→ **THE REQUEST**:
Gather, from the data below, each line in which the word "миграции" occurs.
++++ INFORMATION PROVIDED
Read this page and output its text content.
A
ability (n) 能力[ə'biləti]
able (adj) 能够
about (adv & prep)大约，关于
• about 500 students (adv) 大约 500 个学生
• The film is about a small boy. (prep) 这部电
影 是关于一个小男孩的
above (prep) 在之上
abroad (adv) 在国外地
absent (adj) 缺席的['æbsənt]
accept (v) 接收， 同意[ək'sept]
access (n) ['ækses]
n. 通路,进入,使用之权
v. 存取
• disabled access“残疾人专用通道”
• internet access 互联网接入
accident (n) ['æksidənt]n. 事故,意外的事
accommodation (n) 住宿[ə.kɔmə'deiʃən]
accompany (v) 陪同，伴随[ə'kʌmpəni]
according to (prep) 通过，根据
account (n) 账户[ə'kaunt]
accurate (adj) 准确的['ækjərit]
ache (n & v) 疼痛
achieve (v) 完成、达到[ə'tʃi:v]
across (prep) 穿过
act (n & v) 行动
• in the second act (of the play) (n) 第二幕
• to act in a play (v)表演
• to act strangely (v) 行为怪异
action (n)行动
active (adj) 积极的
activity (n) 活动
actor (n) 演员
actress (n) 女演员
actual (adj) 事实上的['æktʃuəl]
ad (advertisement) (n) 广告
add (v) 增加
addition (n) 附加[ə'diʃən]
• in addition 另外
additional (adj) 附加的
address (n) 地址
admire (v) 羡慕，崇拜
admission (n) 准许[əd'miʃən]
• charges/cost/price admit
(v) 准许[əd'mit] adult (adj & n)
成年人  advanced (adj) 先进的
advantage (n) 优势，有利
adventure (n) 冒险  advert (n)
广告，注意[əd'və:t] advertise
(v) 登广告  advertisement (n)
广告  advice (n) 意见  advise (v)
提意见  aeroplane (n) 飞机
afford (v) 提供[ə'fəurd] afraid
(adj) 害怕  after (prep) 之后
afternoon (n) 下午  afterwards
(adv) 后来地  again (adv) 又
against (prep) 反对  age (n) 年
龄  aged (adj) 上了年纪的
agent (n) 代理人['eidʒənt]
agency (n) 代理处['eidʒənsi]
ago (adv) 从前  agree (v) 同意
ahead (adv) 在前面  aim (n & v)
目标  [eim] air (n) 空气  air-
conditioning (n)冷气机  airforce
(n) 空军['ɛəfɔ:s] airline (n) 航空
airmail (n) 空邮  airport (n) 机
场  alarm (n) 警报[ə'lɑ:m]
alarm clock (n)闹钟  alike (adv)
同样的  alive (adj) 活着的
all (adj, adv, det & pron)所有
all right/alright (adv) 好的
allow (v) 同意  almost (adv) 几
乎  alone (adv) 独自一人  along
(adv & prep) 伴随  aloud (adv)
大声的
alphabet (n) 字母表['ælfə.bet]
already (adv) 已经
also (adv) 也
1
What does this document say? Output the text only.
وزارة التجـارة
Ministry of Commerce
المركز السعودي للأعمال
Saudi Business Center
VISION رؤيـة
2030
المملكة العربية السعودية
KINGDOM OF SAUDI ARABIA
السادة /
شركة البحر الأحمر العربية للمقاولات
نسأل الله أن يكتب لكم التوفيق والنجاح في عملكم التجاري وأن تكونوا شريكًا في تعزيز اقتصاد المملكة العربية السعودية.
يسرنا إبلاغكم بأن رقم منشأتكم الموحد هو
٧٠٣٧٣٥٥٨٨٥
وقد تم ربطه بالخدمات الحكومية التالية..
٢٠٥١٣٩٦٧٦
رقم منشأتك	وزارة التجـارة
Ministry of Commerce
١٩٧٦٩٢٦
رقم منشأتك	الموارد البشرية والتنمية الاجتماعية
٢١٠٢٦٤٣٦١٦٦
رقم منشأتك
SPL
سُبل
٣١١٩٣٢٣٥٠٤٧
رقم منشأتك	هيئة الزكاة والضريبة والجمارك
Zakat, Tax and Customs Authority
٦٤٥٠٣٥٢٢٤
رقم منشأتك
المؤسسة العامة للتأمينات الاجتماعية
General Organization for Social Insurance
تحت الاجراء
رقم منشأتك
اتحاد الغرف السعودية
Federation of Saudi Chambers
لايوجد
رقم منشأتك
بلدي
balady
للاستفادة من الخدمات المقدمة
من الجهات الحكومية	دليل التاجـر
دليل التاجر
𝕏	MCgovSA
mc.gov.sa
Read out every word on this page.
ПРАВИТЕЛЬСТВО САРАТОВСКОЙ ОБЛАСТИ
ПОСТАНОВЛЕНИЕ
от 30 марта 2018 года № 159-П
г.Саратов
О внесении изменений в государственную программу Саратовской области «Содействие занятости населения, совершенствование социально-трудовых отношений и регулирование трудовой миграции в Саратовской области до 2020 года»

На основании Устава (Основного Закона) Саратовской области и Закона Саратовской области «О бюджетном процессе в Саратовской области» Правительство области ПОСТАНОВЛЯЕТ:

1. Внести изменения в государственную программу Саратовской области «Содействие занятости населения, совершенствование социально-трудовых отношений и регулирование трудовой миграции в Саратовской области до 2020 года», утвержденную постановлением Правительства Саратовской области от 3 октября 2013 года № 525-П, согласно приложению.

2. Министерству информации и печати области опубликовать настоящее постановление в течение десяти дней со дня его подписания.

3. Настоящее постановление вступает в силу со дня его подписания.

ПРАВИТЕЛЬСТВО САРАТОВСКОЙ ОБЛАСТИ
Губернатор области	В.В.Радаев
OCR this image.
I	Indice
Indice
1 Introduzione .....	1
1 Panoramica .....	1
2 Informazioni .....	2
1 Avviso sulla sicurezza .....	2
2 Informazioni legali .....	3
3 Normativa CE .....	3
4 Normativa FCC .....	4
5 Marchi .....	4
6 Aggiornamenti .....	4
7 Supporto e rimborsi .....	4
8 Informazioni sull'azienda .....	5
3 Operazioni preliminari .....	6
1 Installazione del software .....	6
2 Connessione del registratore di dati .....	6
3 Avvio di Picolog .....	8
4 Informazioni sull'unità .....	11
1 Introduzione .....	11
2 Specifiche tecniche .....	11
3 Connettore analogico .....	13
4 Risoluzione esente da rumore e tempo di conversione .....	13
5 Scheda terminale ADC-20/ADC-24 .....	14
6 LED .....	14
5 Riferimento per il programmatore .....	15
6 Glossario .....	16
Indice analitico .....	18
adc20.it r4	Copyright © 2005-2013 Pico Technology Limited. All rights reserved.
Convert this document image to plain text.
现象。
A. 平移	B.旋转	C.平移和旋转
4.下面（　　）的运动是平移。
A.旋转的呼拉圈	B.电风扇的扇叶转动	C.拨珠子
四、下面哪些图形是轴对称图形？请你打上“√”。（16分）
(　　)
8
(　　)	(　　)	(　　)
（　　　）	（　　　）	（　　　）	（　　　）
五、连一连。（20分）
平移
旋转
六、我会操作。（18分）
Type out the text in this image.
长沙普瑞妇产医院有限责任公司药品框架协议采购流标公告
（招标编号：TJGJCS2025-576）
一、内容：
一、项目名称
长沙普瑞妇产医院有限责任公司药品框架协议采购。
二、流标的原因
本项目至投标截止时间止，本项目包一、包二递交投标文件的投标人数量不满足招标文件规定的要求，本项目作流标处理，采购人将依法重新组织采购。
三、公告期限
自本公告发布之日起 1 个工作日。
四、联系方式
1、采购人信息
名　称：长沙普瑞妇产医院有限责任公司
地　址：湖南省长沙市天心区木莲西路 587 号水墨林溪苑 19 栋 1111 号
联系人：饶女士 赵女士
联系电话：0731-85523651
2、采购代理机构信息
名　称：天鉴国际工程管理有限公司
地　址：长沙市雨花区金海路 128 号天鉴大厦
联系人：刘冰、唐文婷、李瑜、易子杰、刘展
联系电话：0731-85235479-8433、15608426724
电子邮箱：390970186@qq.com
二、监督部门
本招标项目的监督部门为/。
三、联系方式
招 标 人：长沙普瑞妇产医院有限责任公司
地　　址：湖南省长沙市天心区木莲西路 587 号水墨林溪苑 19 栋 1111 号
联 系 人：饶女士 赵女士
++++++++
→ **WRITTEN ANSWER**:
О внесении изменений в государственную программу Саратовской области «Содействие занятости населения, совершенствование социально-трудовых отношений и регулирование трудовой миграции в Саратовской области до 2020 года»
1. Внести изменения в государственную программу Саратовской области «Содействие занятости населения, совершенствование социально-трудовых отношений и регулирование трудовой миграции в Саратовской области до 2020 года», утвержденную постановлением Правительства Саратовской области от 3 октября 2013 года № 525-П, согласно приложению.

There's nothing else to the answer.